* [Exercise]:
Single out the lines of the material that contain "intervention" and copy them.

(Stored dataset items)
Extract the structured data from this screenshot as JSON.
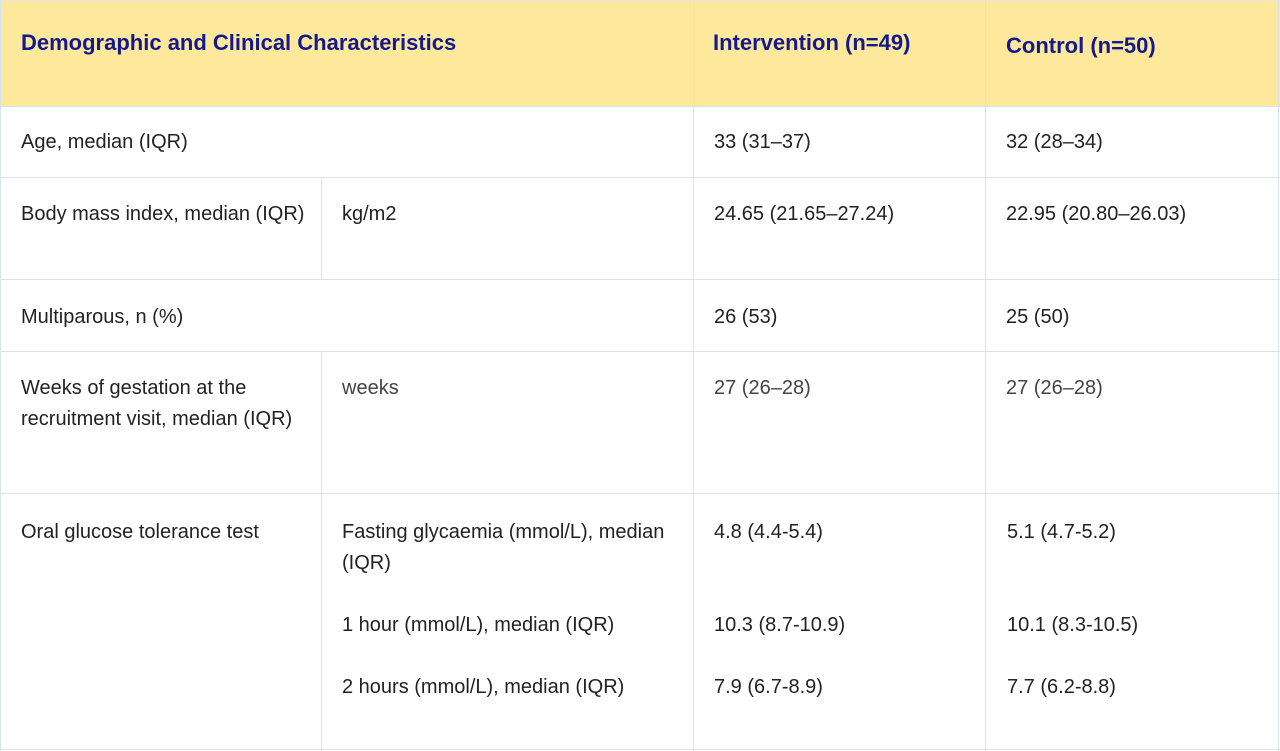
{
  "header": {
    "characteristics": "Demographic and Clinical Characteristics",
    "intervention": "Intervention (n=49)",
    "control": "Control (n=50)"
  },
  "rows": [
    {
      "label": "Age, median (IQR)",
      "intervention": "33 (31–37)",
      "control": "32 (28–34)"
    },
    {
      "label": "Body mass index, median (IQR)",
      "unit": "kg/m2",
      "intervention": "24.65 (21.65–27.24)",
      "control": "22.95 (20.80–26.03)"
    },
    {
      "label": "Multiparous, n (%)",
      "intervention": "26 (53)",
      "control": "25 (50)"
    },
    {
      "label": "Weeks of gestation at the recruitment visit, median (IQR)",
      "unit": "weeks",
      "intervention": "27 (26–28)",
      "control": "27 (26–28)"
    },
    {
      "label": "Oral glucose tolerance test",
      "subrows": [
        {
          "unit": "Fasting glycaemia (mmol/L), median (IQR)",
          "intervention": "4.8 (4.4-5.4)",
          "control": "5.1 (4.7-5.2)"
        },
        {
          "unit": "1 hour (mmol/L), median (IQR)",
          "intervention": "10.3 (8.7-10.9)",
          "control": "10.1 (8.3-10.5)"
        },
        {
          "unit": "2 hours (mmol/L), median (IQR)",
          "intervention": "7.9 (6.7-8.9)",
          "control": "7.7 (6.2-8.8)"
        }
      ]
    }
  ]
}
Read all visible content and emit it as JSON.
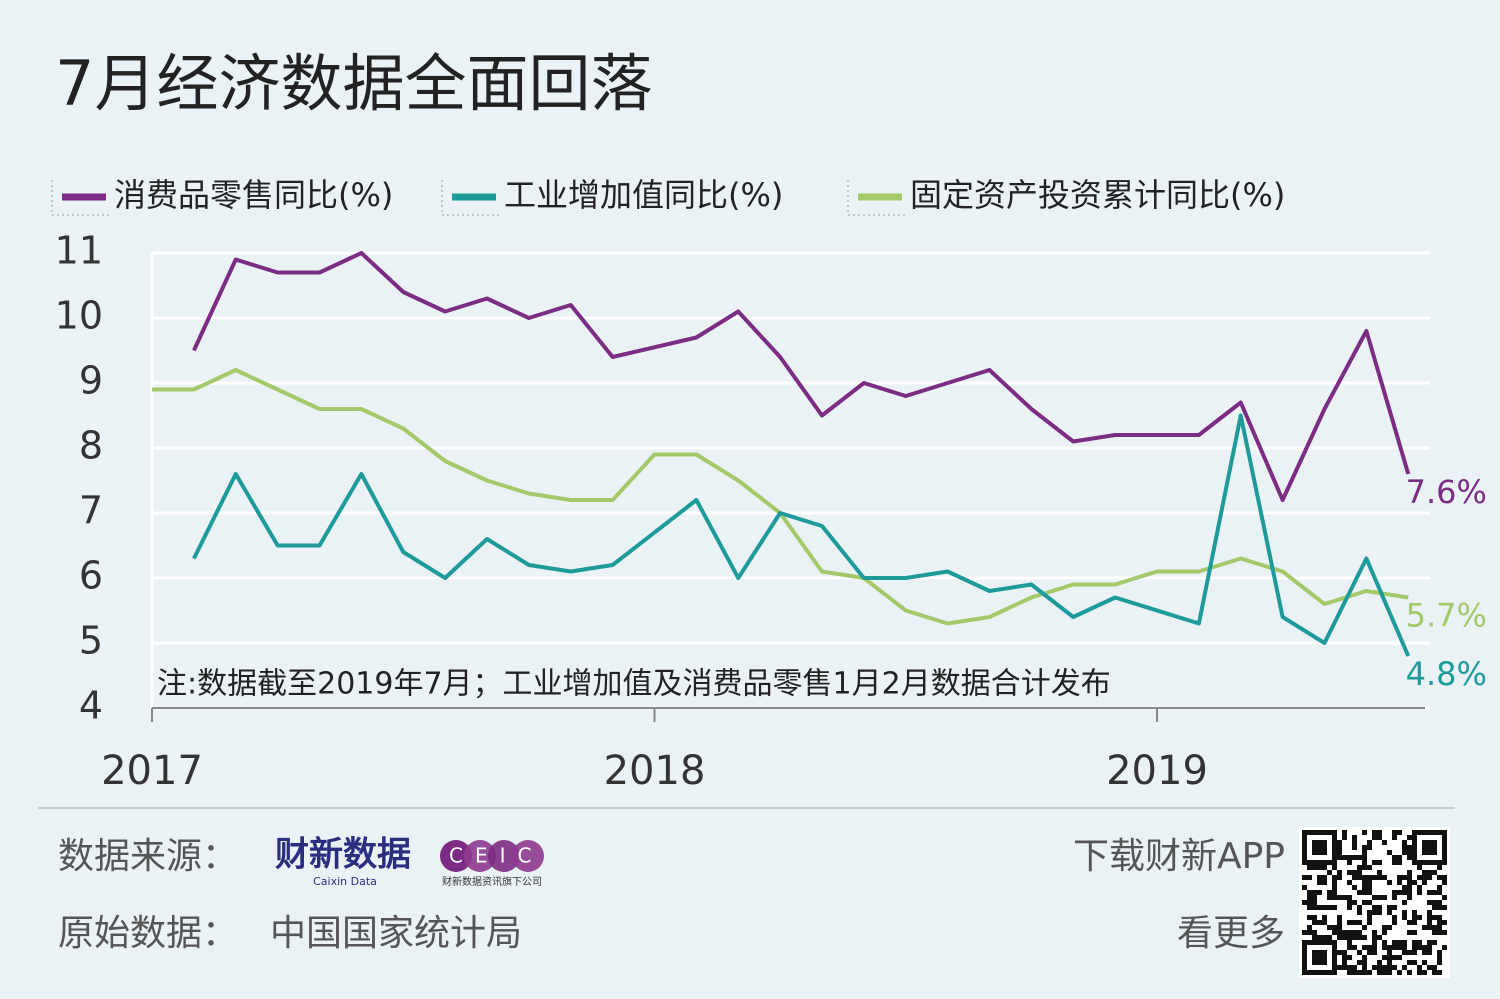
{
  "chart_data": {
    "type": "line",
    "title": "7月经济数据全面回落",
    "note": "注:数据截至2019年7月；工业增加值及消费品零售1月2月数据合计发布",
    "xlim": [
      0,
      30.4
    ],
    "xticks": [
      {
        "value": 0,
        "label": "2017"
      },
      {
        "value": 12,
        "label": "2018"
      },
      {
        "value": 24,
        "label": "2019"
      }
    ],
    "ylim": [
      4,
      11
    ],
    "yticks": [
      4,
      5,
      6,
      7,
      8,
      9,
      10,
      11
    ],
    "grid": true,
    "series": [
      {
        "name": "消费品零售同比(%)",
        "color": "#7b2c83",
        "x": [
          1,
          2,
          3,
          4,
          5,
          6,
          7,
          8,
          9,
          10,
          11,
          13,
          14,
          15,
          16,
          17,
          18,
          19,
          20,
          21,
          22,
          23,
          25,
          26,
          27,
          28,
          29,
          30
        ],
        "values": [
          9.5,
          10.9,
          10.7,
          10.7,
          11.0,
          10.4,
          10.1,
          10.3,
          10.0,
          10.2,
          9.4,
          9.7,
          10.1,
          9.4,
          8.5,
          9.0,
          8.8,
          9.0,
          9.2,
          8.6,
          8.1,
          8.2,
          8.2,
          8.7,
          7.2,
          8.6,
          9.8,
          7.6
        ],
        "value_labels": [
          null,
          null,
          null,
          null,
          null,
          null,
          null,
          null,
          null,
          null,
          null,
          null,
          null,
          null,
          null,
          null,
          null,
          null,
          null,
          null,
          null,
          null,
          null,
          null,
          null,
          null,
          null,
          "7.6%"
        ]
      },
      {
        "name": "工业增加值同比(%)",
        "color": "#1f9a9a",
        "x": [
          1,
          2,
          3,
          4,
          5,
          6,
          7,
          8,
          9,
          10,
          11,
          13,
          14,
          15,
          16,
          17,
          18,
          19,
          20,
          21,
          22,
          23,
          25,
          26,
          27,
          28,
          29,
          30
        ],
        "values": [
          6.3,
          7.6,
          6.5,
          6.5,
          7.6,
          6.4,
          6.0,
          6.6,
          6.2,
          6.1,
          6.2,
          7.2,
          6.0,
          7.0,
          6.8,
          6.0,
          6.0,
          6.1,
          5.8,
          5.9,
          5.4,
          5.7,
          5.3,
          8.5,
          5.4,
          5.0,
          6.3,
          4.8
        ],
        "value_labels": [
          null,
          null,
          null,
          null,
          null,
          null,
          null,
          null,
          null,
          null,
          null,
          null,
          null,
          null,
          null,
          null,
          null,
          null,
          null,
          null,
          null,
          null,
          null,
          null,
          null,
          null,
          null,
          "4.8%"
        ]
      },
      {
        "name": "固定资产投资累计同比(%)",
        "color": "#a3c96a",
        "x": [
          0,
          1,
          2,
          3,
          4,
          5,
          6,
          7,
          8,
          9,
          10,
          11,
          12,
          13,
          14,
          15,
          16,
          17,
          18,
          19,
          20,
          21,
          22,
          23,
          24,
          25,
          26,
          27,
          28,
          29,
          30
        ],
        "values": [
          8.9,
          8.9,
          9.2,
          8.9,
          8.6,
          8.6,
          8.3,
          7.8,
          7.5,
          7.3,
          7.2,
          7.2,
          7.9,
          7.9,
          7.5,
          7.0,
          6.1,
          6.0,
          5.5,
          5.3,
          5.4,
          5.7,
          5.9,
          5.9,
          6.1,
          6.1,
          6.3,
          6.1,
          5.6,
          5.8,
          5.7
        ],
        "value_labels": [
          null,
          null,
          null,
          null,
          null,
          null,
          null,
          null,
          null,
          null,
          null,
          null,
          null,
          null,
          null,
          null,
          null,
          null,
          null,
          null,
          null,
          null,
          null,
          null,
          null,
          null,
          null,
          null,
          null,
          null,
          "5.7%"
        ]
      }
    ]
  },
  "footer": {
    "source_label": "数据来源：",
    "logo_name": "财新数据",
    "logo_sub": "Caixin Data",
    "ceic": "CEIC",
    "ceic_sub": "财新数据资讯旗下公司",
    "raw_label": "原始数据：",
    "raw_source": "中国国家统计局",
    "app": "下载财新APP",
    "more": "看更多"
  }
}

* [Solution]:
    "intervention": "Intervention (n=49)",
      "intervention": "33 (31–37)",
      "intervention": "24.65 (21.65–27.24)",
      "intervention": "26 (53)",
      "intervention": "27 (26–28)",
          "intervention": "4.8 (4.4-5.4)",
          "intervention": "10.3 (8.7-10.9)",
          "intervention": "7.9 (6.7-8.9)",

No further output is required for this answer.